The privilege of being "invisible": As a brown Muslim woman, my visibility comes with my Otherness

When I think of white privilege, I think of the ability to be seen as more than a tired symbol in a culture war

Published May 14, 2014 10:59PM (EDT)

   (Associated Press)
(Associated Press)

I was kneeling in an East London mosque that evening. A woman with black robes flowing around her appeared and sank to the ground next to me with a whisper. I knew those robes. They billowed around the heels of women in Qatar, where I lived, and left a gentle trail of Chanel No. 5 behind them. The robes were familiar; it was the face that surprised me.

She was clear-eyed, without makeup or illusions. She called me “sister” with the frantic zeal of a new convert.

“Sister,” she told me, “sister, your clothing is not enough.” I looked at her, an embryonic Muslim of color, a Miranda just emerging into a brave new world. I was covered -- a scarf on my head, jeans, a jacket. I was covered and yet it was not the correct cover.

“Sister,” the woman told me, squeezing my hand with compassion, “sister, I used to be whistled at, harassed, abused. Sister, these robes, they saved me. They made me invisible. Sister, you should wear them, too, they are a new life.”

Smiling at her with gentleness, I rose and said the standard peaceful Muslim goodbye. It never occurred to me to destroy her fragile belief.

“Sister,” I wanted to tell her, “you will never be invisible.”

I did not explain to her that the demons of Orientalism, neo-colonialism and fundamentalism would find her despite the robes -- maybe because of them. I walked away because I could see she had just learned to hide from society. It was not my place to reveal her.

I did not tell her that as a brown Muslim woman, my visibility comes with my Otherness. I did not share my weariness although I wanted to tell her: Even if I quit faith and hid, both East and West would always question me. Why were my people so barbaric? Why did I not get married and settle down like a good girl? Had my family tried to arrange my marriage? Didn’t I know that my husband was in charge of all decisions? Why were all Muslim men chauvinistic pigs?
○ ○ ○ ○ ○
Exercise instructions: Repeat word for word the part of the essay about being invisible between "I was kneeling" and "a new convert.", inclusive. The records are not needed for this.

Information supplied:
○ ○ ○ ○ ○
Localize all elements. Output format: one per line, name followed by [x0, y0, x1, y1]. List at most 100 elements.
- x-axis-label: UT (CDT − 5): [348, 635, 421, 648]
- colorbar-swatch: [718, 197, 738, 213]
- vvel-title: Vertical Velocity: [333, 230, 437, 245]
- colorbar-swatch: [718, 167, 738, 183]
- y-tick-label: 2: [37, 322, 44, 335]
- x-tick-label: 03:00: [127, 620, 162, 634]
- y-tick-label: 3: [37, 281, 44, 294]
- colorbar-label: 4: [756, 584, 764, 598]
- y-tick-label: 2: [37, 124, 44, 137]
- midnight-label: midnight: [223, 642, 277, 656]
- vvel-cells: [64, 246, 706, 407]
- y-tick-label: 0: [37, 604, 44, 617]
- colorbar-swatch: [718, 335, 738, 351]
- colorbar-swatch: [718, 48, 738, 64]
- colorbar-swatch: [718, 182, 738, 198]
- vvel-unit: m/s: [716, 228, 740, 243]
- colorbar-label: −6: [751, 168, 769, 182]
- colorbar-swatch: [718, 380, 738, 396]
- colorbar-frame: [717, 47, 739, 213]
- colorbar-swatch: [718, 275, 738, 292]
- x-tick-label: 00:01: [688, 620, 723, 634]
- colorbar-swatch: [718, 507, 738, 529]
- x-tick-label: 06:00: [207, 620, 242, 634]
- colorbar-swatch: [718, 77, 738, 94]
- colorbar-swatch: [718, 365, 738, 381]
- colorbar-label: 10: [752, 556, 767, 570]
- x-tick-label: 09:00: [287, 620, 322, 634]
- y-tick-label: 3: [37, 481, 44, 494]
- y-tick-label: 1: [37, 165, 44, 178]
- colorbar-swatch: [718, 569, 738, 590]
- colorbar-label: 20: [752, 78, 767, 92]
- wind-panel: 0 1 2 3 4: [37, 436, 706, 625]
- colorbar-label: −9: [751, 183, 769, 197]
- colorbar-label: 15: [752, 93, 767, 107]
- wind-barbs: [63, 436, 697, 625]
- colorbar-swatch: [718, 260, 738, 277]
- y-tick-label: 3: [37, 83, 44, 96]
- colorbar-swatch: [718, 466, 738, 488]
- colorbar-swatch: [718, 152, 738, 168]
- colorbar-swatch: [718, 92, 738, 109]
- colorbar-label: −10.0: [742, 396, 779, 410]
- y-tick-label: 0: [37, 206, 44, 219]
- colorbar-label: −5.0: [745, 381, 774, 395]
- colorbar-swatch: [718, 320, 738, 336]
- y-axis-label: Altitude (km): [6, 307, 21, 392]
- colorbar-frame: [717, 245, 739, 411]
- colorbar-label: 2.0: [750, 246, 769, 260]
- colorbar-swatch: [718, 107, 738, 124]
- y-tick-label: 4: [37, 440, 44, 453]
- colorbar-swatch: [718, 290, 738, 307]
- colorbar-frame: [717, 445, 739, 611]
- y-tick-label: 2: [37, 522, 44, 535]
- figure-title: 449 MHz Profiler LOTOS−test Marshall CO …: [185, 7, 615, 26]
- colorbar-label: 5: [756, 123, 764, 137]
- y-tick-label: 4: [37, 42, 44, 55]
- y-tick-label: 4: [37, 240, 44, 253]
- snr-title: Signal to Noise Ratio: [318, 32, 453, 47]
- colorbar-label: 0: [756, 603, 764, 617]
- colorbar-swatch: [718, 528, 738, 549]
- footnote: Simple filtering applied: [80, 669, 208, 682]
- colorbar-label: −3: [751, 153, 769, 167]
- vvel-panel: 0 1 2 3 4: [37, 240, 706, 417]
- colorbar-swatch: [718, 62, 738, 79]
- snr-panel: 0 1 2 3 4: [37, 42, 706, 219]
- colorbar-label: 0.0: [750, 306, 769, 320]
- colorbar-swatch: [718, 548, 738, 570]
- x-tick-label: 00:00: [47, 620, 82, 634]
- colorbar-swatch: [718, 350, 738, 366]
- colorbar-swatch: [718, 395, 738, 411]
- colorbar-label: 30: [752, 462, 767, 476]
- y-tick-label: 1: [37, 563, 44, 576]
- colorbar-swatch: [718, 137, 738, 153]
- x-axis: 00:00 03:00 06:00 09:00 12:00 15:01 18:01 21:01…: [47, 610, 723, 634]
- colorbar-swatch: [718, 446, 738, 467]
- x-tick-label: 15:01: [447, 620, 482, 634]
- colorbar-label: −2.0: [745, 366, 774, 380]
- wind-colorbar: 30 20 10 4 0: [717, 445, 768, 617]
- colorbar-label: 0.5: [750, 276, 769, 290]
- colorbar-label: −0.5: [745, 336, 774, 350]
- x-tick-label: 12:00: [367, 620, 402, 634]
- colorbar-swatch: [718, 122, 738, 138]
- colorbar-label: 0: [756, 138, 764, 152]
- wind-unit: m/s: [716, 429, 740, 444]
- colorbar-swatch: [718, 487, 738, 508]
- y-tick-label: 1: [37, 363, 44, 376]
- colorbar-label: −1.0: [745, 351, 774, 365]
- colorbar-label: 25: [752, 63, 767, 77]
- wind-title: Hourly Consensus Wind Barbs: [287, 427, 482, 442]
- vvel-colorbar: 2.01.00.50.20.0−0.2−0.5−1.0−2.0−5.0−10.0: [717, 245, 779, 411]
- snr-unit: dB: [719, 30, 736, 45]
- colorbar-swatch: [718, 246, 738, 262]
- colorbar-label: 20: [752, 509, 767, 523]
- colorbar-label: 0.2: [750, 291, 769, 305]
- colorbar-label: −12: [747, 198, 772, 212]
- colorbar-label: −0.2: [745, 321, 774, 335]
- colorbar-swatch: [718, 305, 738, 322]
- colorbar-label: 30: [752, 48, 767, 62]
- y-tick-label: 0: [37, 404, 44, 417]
○ ○ ○ ○ ○
Result of the task:
I was kneeling in an East London mosque that evening. A woman with black robes flowing around her appeared and sank to the ground next to me with a whisper. I knew those robes. They billowed around the heels of women in Qatar, where I lived, and left a gentle trail of Chanel No. 5 behind them. The robes were familiar; it was the face that surprised me.

She was clear-eyed, without makeup or illusions. She called me “sister” with the frantic zeal of a new convert.